With the line containing "Read this page and output its text content." as the first line and the last line of the records as the final one, reproduce that range exactly.

(Data excerpts)
▽

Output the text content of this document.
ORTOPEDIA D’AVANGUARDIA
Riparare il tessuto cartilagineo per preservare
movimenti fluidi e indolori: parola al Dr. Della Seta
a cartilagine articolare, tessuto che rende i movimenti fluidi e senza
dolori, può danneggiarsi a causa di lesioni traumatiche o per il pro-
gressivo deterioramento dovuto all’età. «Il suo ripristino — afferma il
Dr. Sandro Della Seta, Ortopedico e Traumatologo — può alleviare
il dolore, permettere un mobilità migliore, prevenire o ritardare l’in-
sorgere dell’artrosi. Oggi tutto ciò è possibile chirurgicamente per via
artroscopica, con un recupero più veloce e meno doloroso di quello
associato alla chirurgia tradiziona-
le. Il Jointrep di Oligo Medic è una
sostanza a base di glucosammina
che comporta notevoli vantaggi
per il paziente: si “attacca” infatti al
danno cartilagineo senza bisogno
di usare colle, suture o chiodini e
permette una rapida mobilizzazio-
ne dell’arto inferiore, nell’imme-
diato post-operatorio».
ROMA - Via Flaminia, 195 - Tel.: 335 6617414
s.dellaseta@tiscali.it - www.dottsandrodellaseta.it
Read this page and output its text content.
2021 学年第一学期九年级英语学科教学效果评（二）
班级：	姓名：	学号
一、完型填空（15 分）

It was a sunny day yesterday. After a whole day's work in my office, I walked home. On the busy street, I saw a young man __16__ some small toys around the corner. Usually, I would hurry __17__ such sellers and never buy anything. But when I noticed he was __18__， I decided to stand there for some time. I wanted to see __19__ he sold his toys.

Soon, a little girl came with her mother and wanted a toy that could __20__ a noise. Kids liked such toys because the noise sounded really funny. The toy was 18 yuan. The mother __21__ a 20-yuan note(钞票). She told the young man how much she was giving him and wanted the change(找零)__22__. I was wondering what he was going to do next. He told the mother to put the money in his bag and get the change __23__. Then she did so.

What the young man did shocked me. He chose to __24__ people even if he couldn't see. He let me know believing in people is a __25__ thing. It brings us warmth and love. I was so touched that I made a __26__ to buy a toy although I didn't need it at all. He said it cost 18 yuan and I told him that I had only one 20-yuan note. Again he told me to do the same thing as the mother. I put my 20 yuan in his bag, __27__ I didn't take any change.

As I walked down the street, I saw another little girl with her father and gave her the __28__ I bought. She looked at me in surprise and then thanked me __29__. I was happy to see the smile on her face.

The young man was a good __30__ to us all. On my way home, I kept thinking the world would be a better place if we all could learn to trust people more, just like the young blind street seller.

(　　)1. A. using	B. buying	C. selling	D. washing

△

**Result for this task:**
Read this page and output its text content.
2021 学年第一学期九年级英语学科教学效果评（二）
班级：	姓名：	学号
一、完型填空（15 分）

It was a sunny day yesterday. After a whole day's work in my office, I walked home. On the busy street, I saw a young man __16__ some small toys around the corner. Usually, I would hurry __17__ such sellers and never buy anything. But when I noticed he was __18__， I decided to stand there for some time. I wanted to see __19__ he sold his toys.

Soon, a little girl came with her mother and wanted a toy that could __20__ a noise. Kids liked such toys because the noise sounded really funny. The toy was 18 yuan. The mother __21__ a 20-yuan note(钞票). She told the young man how much she was giving him and wanted the change(找零)__22__. I was wondering what he was going to do next. He told the mother to put the money in his bag and get the change __23__. Then she did so.

What the young man did shocked me. He chose to __24__ people even if he couldn't see. He let me know believing in people is a __25__ thing. It brings us warmth and love. I was so touched that I made a __26__ to buy a toy although I didn't need it at all. He said it cost 18 yuan and I told him that I had only one 20-yuan note. Again he told me to do the same thing as the mother. I put my 20 yuan in his bag, __27__ I didn't take any change.

As I walked down the street, I saw another little girl with her father and gave her the __28__ I bought. She looked at me in surprise and then thanked me __29__. I was happy to see the smile on her face.

The young man was a good __30__ to us all. On my way home, I kept thinking the world would be a better place if we all could learn to trust people more, just like the young blind street seller.

(　　)1. A. using	B. buying	C. selling	D. washing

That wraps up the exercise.